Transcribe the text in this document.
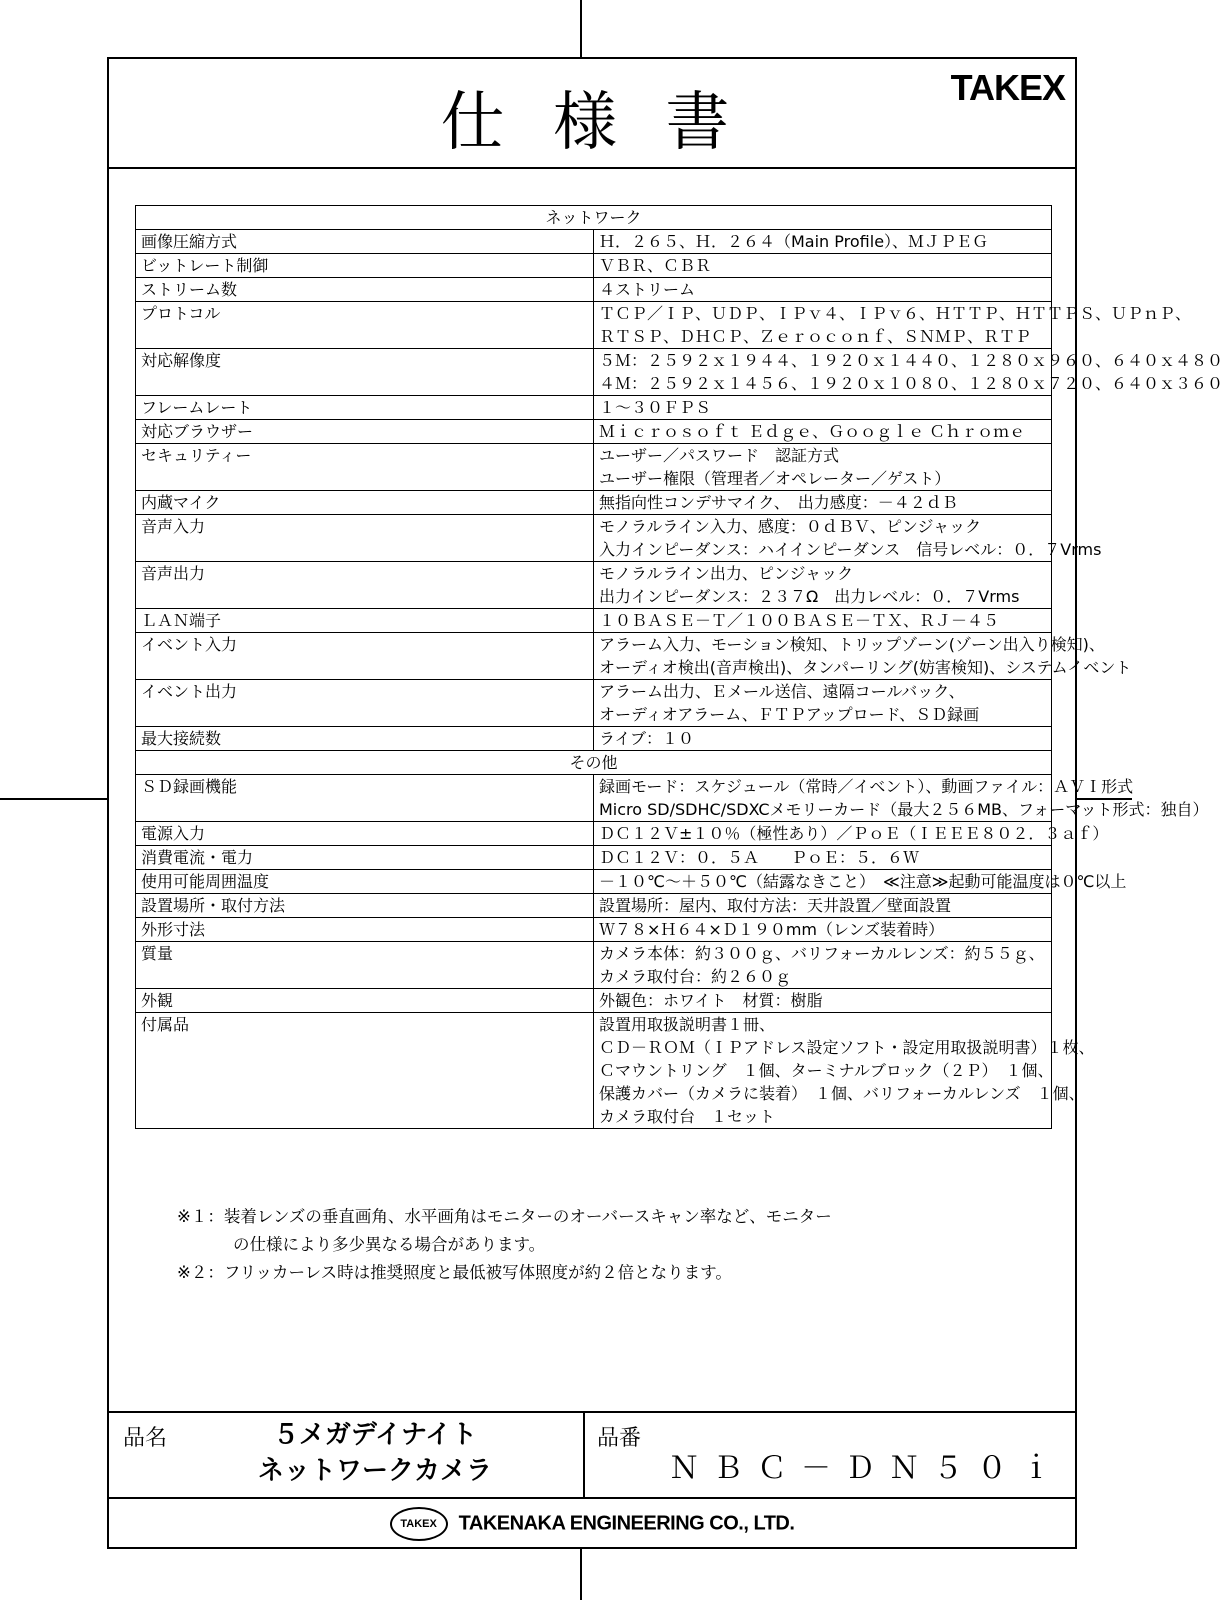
仕 様 書	TAKEX
ネットワーク	
画像圧縮方式	Ｈ．２６５、Ｈ．２６４（Main Profile）、ＭＪＰＥＧ

ビットレート制御	ＶＢＲ、ＣＢＲ

ストリーム数	４ストリーム

プロトコル	ＴＣＰ／ＩＰ、ＵＤＰ、ＩＰｖ４、ＩＰｖ６、ＨＴＴＰ、ＨＴＴＰＳ、ＵＰｎＰ、
ＲＴＳＰ、ＤＨＣＰ、Ｚｅｒｏｃｏｎｆ、ＳＮＭＰ、ＲＴＰ

対応解像度	５Ｍ：２５９２ｘ１９４４、１９２０ｘ１４４０、１２８０ｘ９６０、６４０ｘ４８０
４Ｍ：２５９２ｘ１４５６、１９２０ｘ１０８０、１２８０ｘ７２０、６４０ｘ３６０

フレームレート	１～３０ＦＰＳ

対応ブラウザー	Ｍｉｃｒｏｓｏｆｔ Ｅｄｇｅ、Ｇｏｏｇｌｅ Ｃｈｒｏｍｅ

セキュリティー	ユーザー／パスワード　認証方式
ユーザー権限（管理者／オペレーター／ゲスト）

内蔵マイク	無指向性コンデサマイク、　出力感度：－４２ｄＢ

音声入力	モノラルライン入力、感度：０ｄＢＶ、ピンジャック
入力インピーダンス：ハイインピーダンス　信号レベル：０．７Vrms

音声出力	モノラルライン出力、ピンジャック
出力インピーダンス：２３７Ω　出力レベル：０．７Vrms

ＬＡＮ端子	１０ＢＡＳＥ－Ｔ／１００ＢＡＳＥ－ＴＸ、ＲＪ－４５

イベント入力	アラーム入力、モーション検知、トリップゾーン(ゾーン出入り検知)、
オーディオ検出(音声検出)、タンパーリング(妨害検知)、システムイベント

イベント出力	アラーム出力、Ｅメール送信、遠隔コールバック、
オーディオアラーム、ＦＴＰアップロード、ＳＤ録画

最大接続数	ライブ：１０

その他	
ＳＤ録画機能	録画モード：スケジュール（常時／イベント）、動画ファイル：ＡＶＩ形式
Micro SD/SDHC/SDXCメモリーカード（最大２５６MB、フォーマット形式：独自）

電源入力	ＤＣ１２Ｖ±１０％（極性あり）／ＰｏＥ（ＩＥＥＥ８０２．３ａｆ）

消費電流・電力	ＤＣ１２Ｖ：０．５Ａ　　ＰｏＥ：５．６Ｗ

使用可能周囲温度	－１０℃～＋５０℃（結露なきこと）　≪注意≫起動可能温度は０℃以上

設置場所・取付方法	設置場所：屋内、取付方法：天井設置／壁面設置

外形寸法	Ｗ７８×Ｈ６４×Ｄ１９０mm（レンズ装着時）

質量	カメラ本体：約３００ｇ、バリフォーカルレンズ：約５５ｇ、
カメラ取付台：約２６０ｇ

外観	外観色：ホワイト　材質：樹脂

付属品	設置用取扱説明書１冊、
ＣＤ－ＲＯＭ（ＩＰアドレス設定ソフト・設定用取扱説明書）１枚、
Ｃマウントリング　１個、ターミナルブロック（２Ｐ）　１個、
保護カバー（カメラに装着）　１個、バリフォーカルレンズ　１個、
カメラ取付台　１セット
※１：装着レンズの垂直画角、水平画角はモニターのオーバースキャン率など、モニター
の仕様により多少異なる場合があります。
※２：フリッカーレス時は推奨照度と最低被写体照度が約２倍となります。
品名	５メガデイナイト
ネットワークカメラ
品番
ＮＢＣ－ＤＮ５０ｉ
TAKEX TAKENAKA ENGINEERING CO., LTD.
::::
- **Your instructions**
Reproduce the full material exactly, excluding the pictures.

- **Written answer**
Transcribe the text in this document.
仕 様 書	TAKEX
ネットワーク	
画像圧縮方式	Ｈ．２６５、Ｈ．２６４（Main Profile）、ＭＪＰＥＧ

ビットレート制御	ＶＢＲ、ＣＢＲ

ストリーム数	４ストリーム

プロトコル	ＴＣＰ／ＩＰ、ＵＤＰ、ＩＰｖ４、ＩＰｖ６、ＨＴＴＰ、ＨＴＴＰＳ、ＵＰｎＰ、
ＲＴＳＰ、ＤＨＣＰ、Ｚｅｒｏｃｏｎｆ、ＳＮＭＰ、ＲＴＰ

対応解像度	５Ｍ：２５９２ｘ１９４４、１９２０ｘ１４４０、１２８０ｘ９６０、６４０ｘ４８０
４Ｍ：２５９２ｘ１４５６、１９２０ｘ１０８０、１２８０ｘ７２０、６４０ｘ３６０

フレームレート	１～３０ＦＰＳ

対応ブラウザー	Ｍｉｃｒｏｓｏｆｔ Ｅｄｇｅ、Ｇｏｏｇｌｅ Ｃｈｒｏｍｅ

セキュリティー	ユーザー／パスワード　認証方式
ユーザー権限（管理者／オペレーター／ゲスト）

内蔵マイク	無指向性コンデサマイク、　出力感度：－４２ｄＢ

音声入力	モノラルライン入力、感度：０ｄＢＶ、ピンジャック
入力インピーダンス：ハイインピーダンス　信号レベル：０．７Vrms

音声出力	モノラルライン出力、ピンジャック
出力インピーダンス：２３７Ω　出力レベル：０．７Vrms

ＬＡＮ端子	１０ＢＡＳＥ－Ｔ／１００ＢＡＳＥ－ＴＸ、ＲＪ－４５

イベント入力	アラーム入力、モーション検知、トリップゾーン(ゾーン出入り検知)、
オーディオ検出(音声検出)、タンパーリング(妨害検知)、システムイベント

イベント出力	アラーム出力、Ｅメール送信、遠隔コールバック、
オーディオアラーム、ＦＴＰアップロード、ＳＤ録画

最大接続数	ライブ：１０

その他	
ＳＤ録画機能	録画モード：スケジュール（常時／イベント）、動画ファイル：ＡＶＩ形式
Micro SD/SDHC/SDXCメモリーカード（最大２５６MB、フォーマット形式：独自）

電源入力	ＤＣ１２Ｖ±１０％（極性あり）／ＰｏＥ（ＩＥＥＥ８０２．３ａｆ）

消費電流・電力	ＤＣ１２Ｖ：０．５Ａ　　ＰｏＥ：５．６Ｗ

使用可能周囲温度	－１０℃～＋５０℃（結露なきこと）　≪注意≫起動可能温度は０℃以上

設置場所・取付方法	設置場所：屋内、取付方法：天井設置／壁面設置

外形寸法	Ｗ７８×Ｈ６４×Ｄ１９０mm（レンズ装着時）

質量	カメラ本体：約３００ｇ、バリフォーカルレンズ：約５５ｇ、
カメラ取付台：約２６０ｇ

外観	外観色：ホワイト　材質：樹脂

付属品	設置用取扱説明書１冊、
ＣＤ－ＲＯＭ（ＩＰアドレス設定ソフト・設定用取扱説明書）１枚、
Ｃマウントリング　１個、ターミナルブロック（２Ｐ）　１個、
保護カバー（カメラに装着）　１個、バリフォーカルレンズ　１個、
カメラ取付台　１セット
※１：装着レンズの垂直画角、水平画角はモニターのオーバースキャン率など、モニター
の仕様により多少異なる場合があります。
※２：フリッカーレス時は推奨照度と最低被写体照度が約２倍となります。
品名	５メガデイナイト
ネットワークカメラ
品番
ＮＢＣ－ＤＮ５０ｉ
TAKEX TAKENAKA ENGINEERING CO., LTD.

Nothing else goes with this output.